▸ OBJECTIVE
Rewrite the listing below with "drawing" substituted for each "figure", changing nothing else. Omit the pictures from your answer.

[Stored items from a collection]
-*-

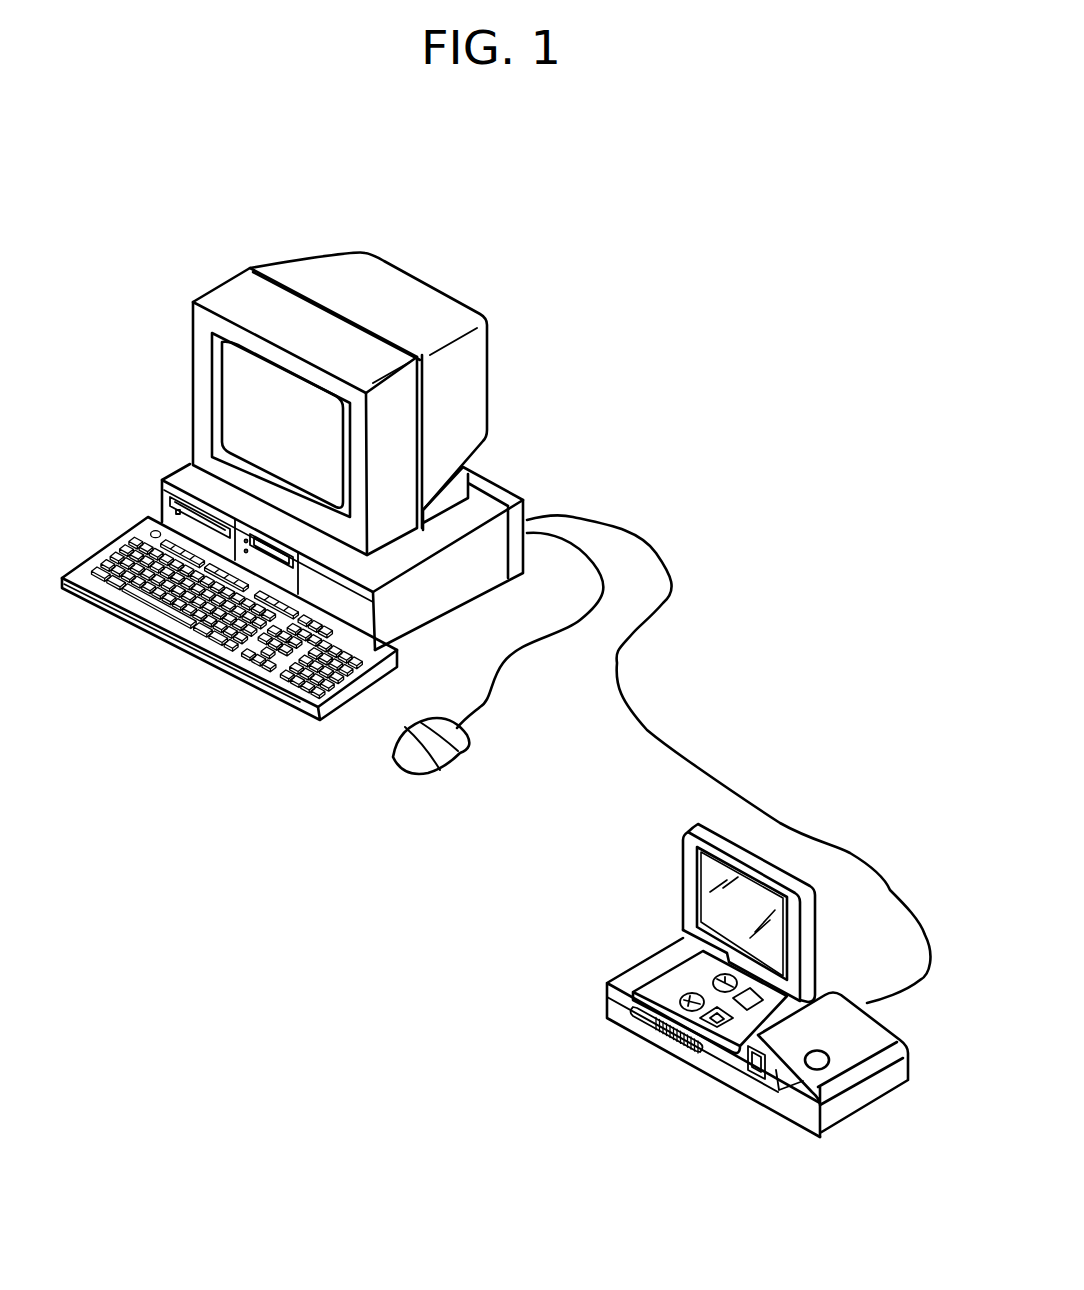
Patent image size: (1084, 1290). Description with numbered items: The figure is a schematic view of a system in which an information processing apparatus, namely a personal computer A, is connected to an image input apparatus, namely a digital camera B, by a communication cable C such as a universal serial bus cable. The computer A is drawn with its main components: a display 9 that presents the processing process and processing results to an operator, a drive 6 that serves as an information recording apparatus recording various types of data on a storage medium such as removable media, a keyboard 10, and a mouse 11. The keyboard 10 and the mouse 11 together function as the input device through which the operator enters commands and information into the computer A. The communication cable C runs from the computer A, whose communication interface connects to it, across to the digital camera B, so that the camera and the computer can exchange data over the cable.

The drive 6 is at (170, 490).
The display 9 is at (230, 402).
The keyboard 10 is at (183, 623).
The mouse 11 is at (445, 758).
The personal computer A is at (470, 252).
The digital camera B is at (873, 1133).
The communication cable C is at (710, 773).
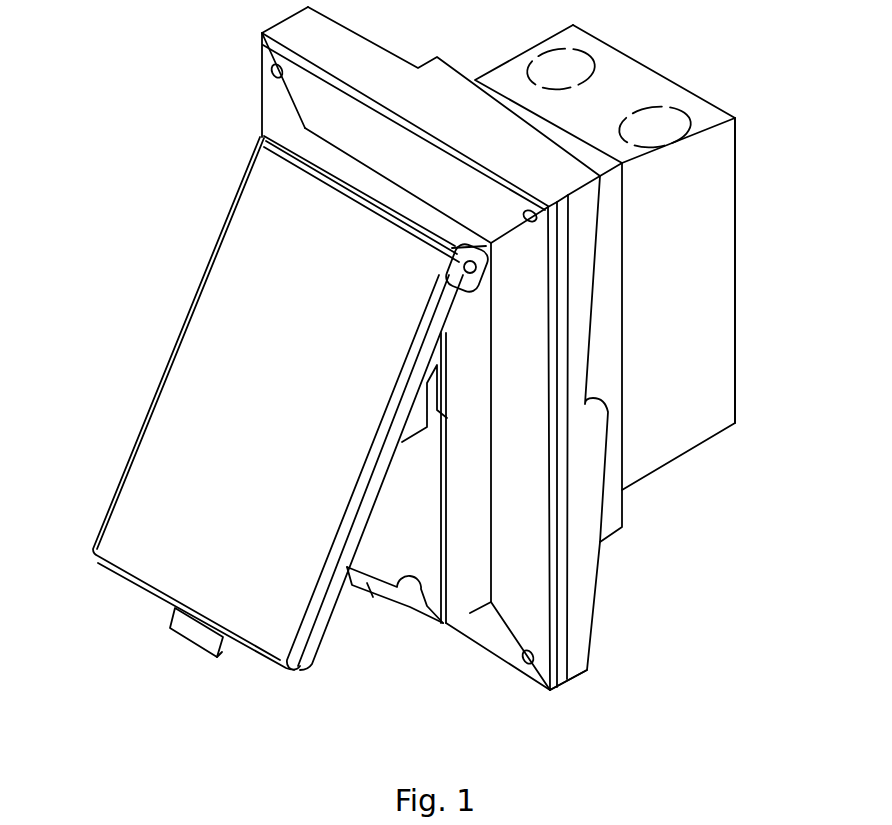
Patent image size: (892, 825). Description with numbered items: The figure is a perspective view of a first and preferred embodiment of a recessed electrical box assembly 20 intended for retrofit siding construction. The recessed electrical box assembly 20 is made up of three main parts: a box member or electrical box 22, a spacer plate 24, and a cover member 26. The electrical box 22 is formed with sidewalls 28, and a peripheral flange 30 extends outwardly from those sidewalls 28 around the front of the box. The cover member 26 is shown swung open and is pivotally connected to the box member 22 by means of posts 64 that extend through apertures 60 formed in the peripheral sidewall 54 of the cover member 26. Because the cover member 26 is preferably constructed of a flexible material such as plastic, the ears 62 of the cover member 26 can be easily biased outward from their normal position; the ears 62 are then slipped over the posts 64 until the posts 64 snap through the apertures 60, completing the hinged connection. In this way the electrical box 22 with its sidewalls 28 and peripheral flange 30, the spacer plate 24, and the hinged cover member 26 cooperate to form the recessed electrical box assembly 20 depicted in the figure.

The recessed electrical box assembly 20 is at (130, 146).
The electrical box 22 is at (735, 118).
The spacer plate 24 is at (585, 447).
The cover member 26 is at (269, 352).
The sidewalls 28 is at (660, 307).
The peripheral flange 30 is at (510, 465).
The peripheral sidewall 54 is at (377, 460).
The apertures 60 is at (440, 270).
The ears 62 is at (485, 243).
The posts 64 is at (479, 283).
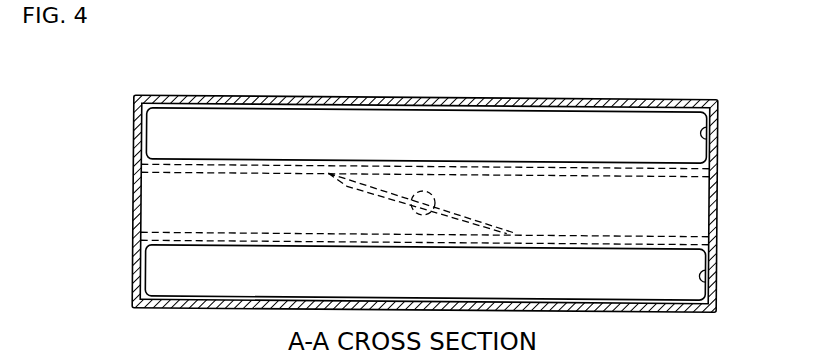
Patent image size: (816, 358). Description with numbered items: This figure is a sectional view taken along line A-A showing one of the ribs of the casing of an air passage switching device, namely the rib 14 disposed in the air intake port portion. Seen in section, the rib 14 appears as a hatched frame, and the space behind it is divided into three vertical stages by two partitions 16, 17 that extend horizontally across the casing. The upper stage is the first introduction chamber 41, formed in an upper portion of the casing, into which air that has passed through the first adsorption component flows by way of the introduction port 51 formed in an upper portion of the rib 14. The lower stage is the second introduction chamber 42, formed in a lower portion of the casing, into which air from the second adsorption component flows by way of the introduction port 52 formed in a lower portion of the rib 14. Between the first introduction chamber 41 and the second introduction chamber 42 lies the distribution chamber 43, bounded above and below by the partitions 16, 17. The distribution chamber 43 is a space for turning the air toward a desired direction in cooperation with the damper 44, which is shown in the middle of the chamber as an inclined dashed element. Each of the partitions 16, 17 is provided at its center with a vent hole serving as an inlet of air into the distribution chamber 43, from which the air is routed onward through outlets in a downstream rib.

-*-

▸ RESULT OF THIS EXERCISE
Patent image size: (1084, 1290). Description with numbered items: The drawing is a schematic view of a system in which an information processing apparatus, namely a personal computer A, is connected to an image input apparatus, namely a digital camera B, by a communication cable C such as a universal serial bus cable. The computer A is drawn with its main components: a display 9 that presents the processing process and processing results to an operator, a drive 6 that serves as an information recording apparatus recording various types of data on a storage medium such as removable media, a keyboard 10, and a mouse 11. The keyboard 10 and the mouse 11 together function as the input device through which the operator enters commands and information into the computer A. The communication cable C runs from the computer A, whose communication interface connects to it, across to the digital camera B, so that the camera and the computer can exchange data over the cable.

The drive 6 is at (170, 490).
The display 9 is at (230, 402).
The keyboard 10 is at (183, 623).
The mouse 11 is at (445, 758).
The personal computer A is at (470, 252).
The digital camera B is at (873, 1133).
The communication cable C is at (710, 773).
Patent image size: (892, 825). Description with numbered items: The drawing is a perspective view of a first and preferred embodiment of a recessed electrical box assembly 20 intended for retrofit siding construction. The recessed electrical box assembly 20 is made up of three main parts: a box member or electrical box 22, a spacer plate 24, and a cover member 26. The electrical box 22 is formed with sidewalls 28, and a peripheral flange 30 extends outwardly from those sidewalls 28 around the front of the box. The cover member 26 is shown swung open and is pivotally connected to the box member 22 by means of posts 64 that extend through apertures 60 formed in the peripheral sidewall 54 of the cover member 26. Because the cover member 26 is preferably constructed of a flexible material such as plastic, the ears 62 of the cover member 26 can be easily biased outward from their normal position; the ears 62 are then slipped over the posts 64 until the posts 64 snap through the apertures 60, completing the hinged connection. In this way the electrical box 22 with its sidewalls 28 and peripheral flange 30, the spacer plate 24, and the hinged cover member 26 cooperate to form the recessed electrical box assembly 20 depicted in the drawing.

The recessed electrical box assembly 20 is at (130, 146).
The electrical box 22 is at (735, 118).
The spacer plate 24 is at (585, 447).
The cover member 26 is at (269, 352).
The sidewalls 28 is at (660, 307).
The peripheral flange 30 is at (510, 465).
The peripheral sidewall 54 is at (377, 460).
The apertures 60 is at (440, 270).
The ears 62 is at (485, 243).
The posts 64 is at (479, 283).
Patent image size: (816, 358). Description with numbered items: This drawing is a sectional view taken along line A-A showing one of the ribs of the casing of an air passage switching device, namely the rib 14 disposed in the air intake port portion. Seen in section, the rib 14 appears as a hatched frame, and the space behind it is divided into three vertical stages by two partitions 16, 17 that extend horizontally across the casing. The upper stage is the first introduction chamber 41, formed in an upper portion of the casing, into which air that has passed through the first adsorption component flows by way of the introduction port 51 formed in an upper portion of the rib 14. The lower stage is the second introduction chamber 42, formed in a lower portion of the casing, into which air from the second adsorption component flows by way of the introduction port 52 formed in a lower portion of the rib 14. Between the first introduction chamber 41 and the second introduction chamber 42 lies the distribution chamber 43, bounded above and below by the partitions 16, 17. The distribution chamber 43 is a space for turning the air toward a desired direction in cooperation with the damper 44, which is shown in the middle of the chamber as an inclined dashed element. Each of the partitions 16, 17 is provided at its center with a vent hole serving as an inlet of air into the distribution chamber 43, from which the air is routed onward through outlets in a downstream rib.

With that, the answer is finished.